Written request: Comb the records below for the string "color" and copy each line where it turns up.

Supplied material:
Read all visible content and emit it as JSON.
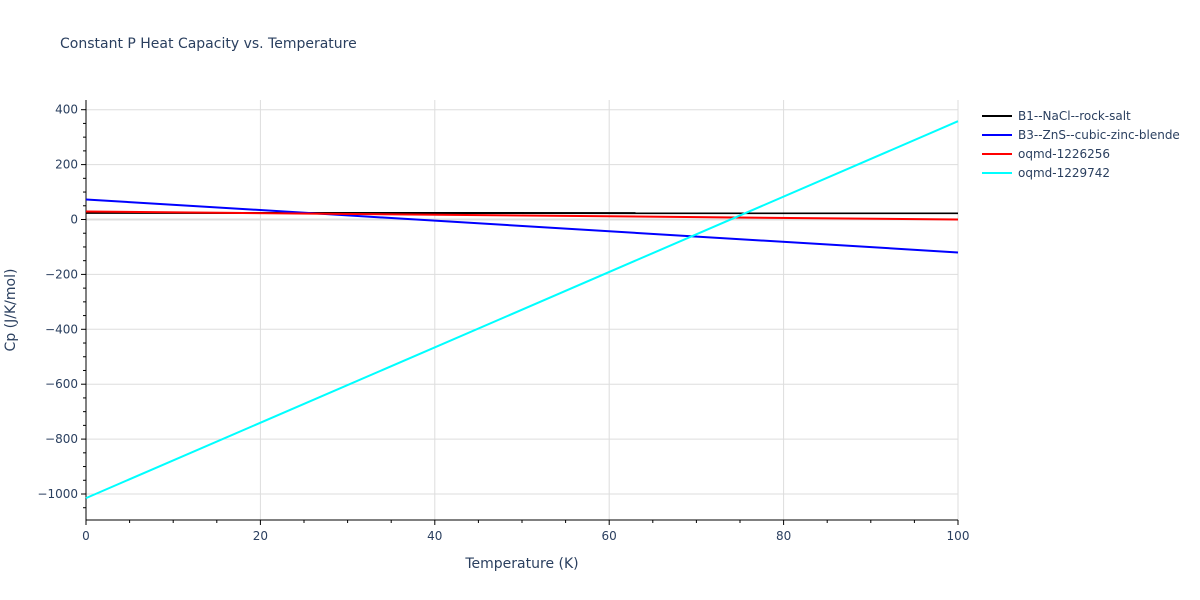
{
  "chart_data": {
    "type": "line",
    "title": "Constant P Heat Capacity vs. Temperature",
    "xlabel": "Temperature (K)",
    "ylabel": "Cp (J/K/mol)",
    "xlim": [
      0,
      100
    ],
    "ylim": [
      -1080,
      435
    ],
    "x_ticks": [
      0,
      20,
      40,
      60,
      80,
      100
    ],
    "y_ticks": [
      400,
      200,
      0,
      -200,
      -400,
      -600,
      -800,
      -1000
    ],
    "y_tick_labels": [
      "400",
      "200",
      "0",
      "−200",
      "−400",
      "−600",
      "−800",
      "−1000"
    ],
    "grid": true,
    "legend_position": "right",
    "x": [
      0,
      100
    ],
    "series": [
      {
        "name": "B1--NaCl--rock-salt",
        "color": "#000000",
        "values": [
          24,
          23
        ]
      },
      {
        "name": "B3--ZnS--cubic-zinc-blende",
        "color": "#0000ff",
        "values": [
          73,
          -120
        ]
      },
      {
        "name": "oqmd-1226256",
        "color": "#ff0000",
        "values": [
          29,
          0
        ]
      },
      {
        "name": "oqmd-1229742",
        "color": "#00ffff",
        "values": [
          -1015,
          358
        ]
      }
    ]
  }
}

Solved exercise:
        "color": "#000000",
        "color": "#0000ff",
        "color": "#ff0000",
        "color": "#00ffff",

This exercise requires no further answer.